TASK BRIEF =
Output an exact reproduction of the data.

RECORDS FOR THE TASK =
** BEGIN **
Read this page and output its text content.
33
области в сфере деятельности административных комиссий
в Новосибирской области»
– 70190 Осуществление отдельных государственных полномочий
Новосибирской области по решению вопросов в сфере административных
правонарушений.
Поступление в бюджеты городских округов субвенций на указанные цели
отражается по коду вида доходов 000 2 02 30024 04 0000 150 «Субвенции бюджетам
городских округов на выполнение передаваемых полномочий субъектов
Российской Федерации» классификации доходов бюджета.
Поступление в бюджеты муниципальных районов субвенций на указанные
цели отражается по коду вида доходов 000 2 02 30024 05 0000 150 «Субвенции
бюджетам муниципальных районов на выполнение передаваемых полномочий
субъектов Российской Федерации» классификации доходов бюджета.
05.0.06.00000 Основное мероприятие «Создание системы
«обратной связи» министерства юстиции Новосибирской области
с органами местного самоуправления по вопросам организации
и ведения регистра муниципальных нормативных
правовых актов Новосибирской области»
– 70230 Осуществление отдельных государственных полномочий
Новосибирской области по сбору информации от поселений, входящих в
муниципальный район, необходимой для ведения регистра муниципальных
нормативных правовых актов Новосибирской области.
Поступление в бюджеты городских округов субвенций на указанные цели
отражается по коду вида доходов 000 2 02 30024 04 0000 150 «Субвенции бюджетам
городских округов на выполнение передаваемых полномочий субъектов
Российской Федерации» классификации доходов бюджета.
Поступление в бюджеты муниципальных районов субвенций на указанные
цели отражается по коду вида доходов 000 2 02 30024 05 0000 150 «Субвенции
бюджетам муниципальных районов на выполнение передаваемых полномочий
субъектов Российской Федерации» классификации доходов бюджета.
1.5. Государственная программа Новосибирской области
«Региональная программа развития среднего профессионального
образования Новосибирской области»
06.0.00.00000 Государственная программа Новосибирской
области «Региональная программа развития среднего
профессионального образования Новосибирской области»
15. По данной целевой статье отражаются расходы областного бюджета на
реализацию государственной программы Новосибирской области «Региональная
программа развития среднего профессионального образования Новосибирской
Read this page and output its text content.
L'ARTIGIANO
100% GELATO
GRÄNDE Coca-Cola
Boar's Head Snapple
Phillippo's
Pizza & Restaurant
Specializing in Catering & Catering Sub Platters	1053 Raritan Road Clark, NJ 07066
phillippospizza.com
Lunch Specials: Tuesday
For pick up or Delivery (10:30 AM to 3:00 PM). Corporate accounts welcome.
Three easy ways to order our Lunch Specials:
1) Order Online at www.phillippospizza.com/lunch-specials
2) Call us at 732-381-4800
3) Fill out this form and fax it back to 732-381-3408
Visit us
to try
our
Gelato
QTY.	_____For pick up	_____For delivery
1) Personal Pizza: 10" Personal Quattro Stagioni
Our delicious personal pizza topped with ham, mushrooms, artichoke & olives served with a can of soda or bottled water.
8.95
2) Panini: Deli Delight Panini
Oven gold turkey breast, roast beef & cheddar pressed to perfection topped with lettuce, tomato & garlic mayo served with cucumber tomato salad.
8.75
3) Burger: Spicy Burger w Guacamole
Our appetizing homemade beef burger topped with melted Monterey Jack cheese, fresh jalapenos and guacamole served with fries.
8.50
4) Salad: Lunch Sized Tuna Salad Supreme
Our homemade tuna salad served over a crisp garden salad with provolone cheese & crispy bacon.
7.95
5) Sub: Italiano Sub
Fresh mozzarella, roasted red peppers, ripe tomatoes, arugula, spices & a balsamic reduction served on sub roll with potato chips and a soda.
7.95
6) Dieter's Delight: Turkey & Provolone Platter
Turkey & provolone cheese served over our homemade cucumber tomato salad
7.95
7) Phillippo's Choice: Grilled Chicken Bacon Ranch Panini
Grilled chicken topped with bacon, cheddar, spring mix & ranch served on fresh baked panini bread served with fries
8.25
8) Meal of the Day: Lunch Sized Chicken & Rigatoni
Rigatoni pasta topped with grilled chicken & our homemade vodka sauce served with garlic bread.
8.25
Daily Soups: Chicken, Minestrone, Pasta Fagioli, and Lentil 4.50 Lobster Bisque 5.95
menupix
** END **
WRITTEN SOLUTION =
Read this page and output its text content.
33
области в сфере деятельности административных комиссий
в Новосибирской области»
– 70190 Осуществление отдельных государственных полномочий
Новосибирской области по решению вопросов в сфере административных
правонарушений.
Поступление в бюджеты городских округов субвенций на указанные цели
отражается по коду вида доходов 000 2 02 30024 04 0000 150 «Субвенции бюджетам
городских округов на выполнение передаваемых полномочий субъектов
Российской Федерации» классификации доходов бюджета.
Поступление в бюджеты муниципальных районов субвенций на указанные
цели отражается по коду вида доходов 000 2 02 30024 05 0000 150 «Субвенции
бюджетам муниципальных районов на выполнение передаваемых полномочий
субъектов Российской Федерации» классификации доходов бюджета.
05.0.06.00000 Основное мероприятие «Создание системы
«обратной связи» министерства юстиции Новосибирской области
с органами местного самоуправления по вопросам организации
и ведения регистра муниципальных нормативных
правовых актов Новосибирской области»
– 70230 Осуществление отдельных государственных полномочий
Новосибирской области по сбору информации от поселений, входящих в
муниципальный район, необходимой для ведения регистра муниципальных
нормативных правовых актов Новосибирской области.
Поступление в бюджеты городских округов субвенций на указанные цели
отражается по коду вида доходов 000 2 02 30024 04 0000 150 «Субвенции бюджетам
городских округов на выполнение передаваемых полномочий субъектов
Российской Федерации» классификации доходов бюджета.
Поступление в бюджеты муниципальных районов субвенций на указанные
цели отражается по коду вида доходов 000 2 02 30024 05 0000 150 «Субвенции
бюджетам муниципальных районов на выполнение передаваемых полномочий
субъектов Российской Федерации» классификации доходов бюджета.
1.5. Государственная программа Новосибирской области
«Региональная программа развития среднего профессионального
образования Новосибирской области»
06.0.00.00000 Государственная программа Новосибирской
области «Региональная программа развития среднего
профессионального образования Новосибирской области»
15. По данной целевой статье отражаются расходы областного бюджета на
реализацию государственной программы Новосибирской области «Региональная
программа развития среднего профессионального образования Новосибирской
Read this page and output its text content.
L'ARTIGIANO
100% GELATO
GRÄNDE Coca-Cola
Boar's Head Snapple
Phillippo's
Pizza & Restaurant
Specializing in Catering & Catering Sub Platters	1053 Raritan Road Clark, NJ 07066
phillippospizza.com
Lunch Specials: Tuesday
For pick up or Delivery (10:30 AM to 3:00 PM). Corporate accounts welcome.
Three easy ways to order our Lunch Specials:
1) Order Online at www.phillippospizza.com/lunch-specials
2) Call us at 732-381-4800
3) Fill out this form and fax it back to 732-381-3408
Visit us
to try
our
Gelato
QTY.	_____For pick up	_____For delivery
1) Personal Pizza: 10" Personal Quattro Stagioni
Our delicious personal pizza topped with ham, mushrooms, artichoke & olives served with a can of soda or bottled water.
8.95
2) Panini: Deli Delight Panini
Oven gold turkey breast, roast beef & cheddar pressed to perfection topped with lettuce, tomato & garlic mayo served with cucumber tomato salad.
8.75
3) Burger: Spicy Burger w Guacamole
Our appetizing homemade beef burger topped with melted Monterey Jack cheese, fresh jalapenos and guacamole served with fries.
8.50
4) Salad: Lunch Sized Tuna Salad Supreme
Our homemade tuna salad served over a crisp garden salad with provolone cheese & crispy bacon.
7.95
5) Sub: Italiano Sub
Fresh mozzarella, roasted red peppers, ripe tomatoes, arugula, spices & a balsamic reduction served on sub roll with potato chips and a soda.
7.95
6) Dieter's Delight: Turkey & Provolone Platter
Turkey & provolone cheese served over our homemade cucumber tomato salad
7.95
7) Phillippo's Choice: Grilled Chicken Bacon Ranch Panini
Grilled chicken topped with bacon, cheddar, spring mix & ranch served on fresh baked panini bread served with fries
8.25
8) Meal of the Day: Lunch Sized Chicken & Rigatoni
Rigatoni pasta topped with grilled chicken & our homemade vodka sauce served with garlic bread.
8.25
Daily Soups: Chicken, Minestrone, Pasta Fagioli, and Lentil 4.50 Lobster Bisque 5.95
menupix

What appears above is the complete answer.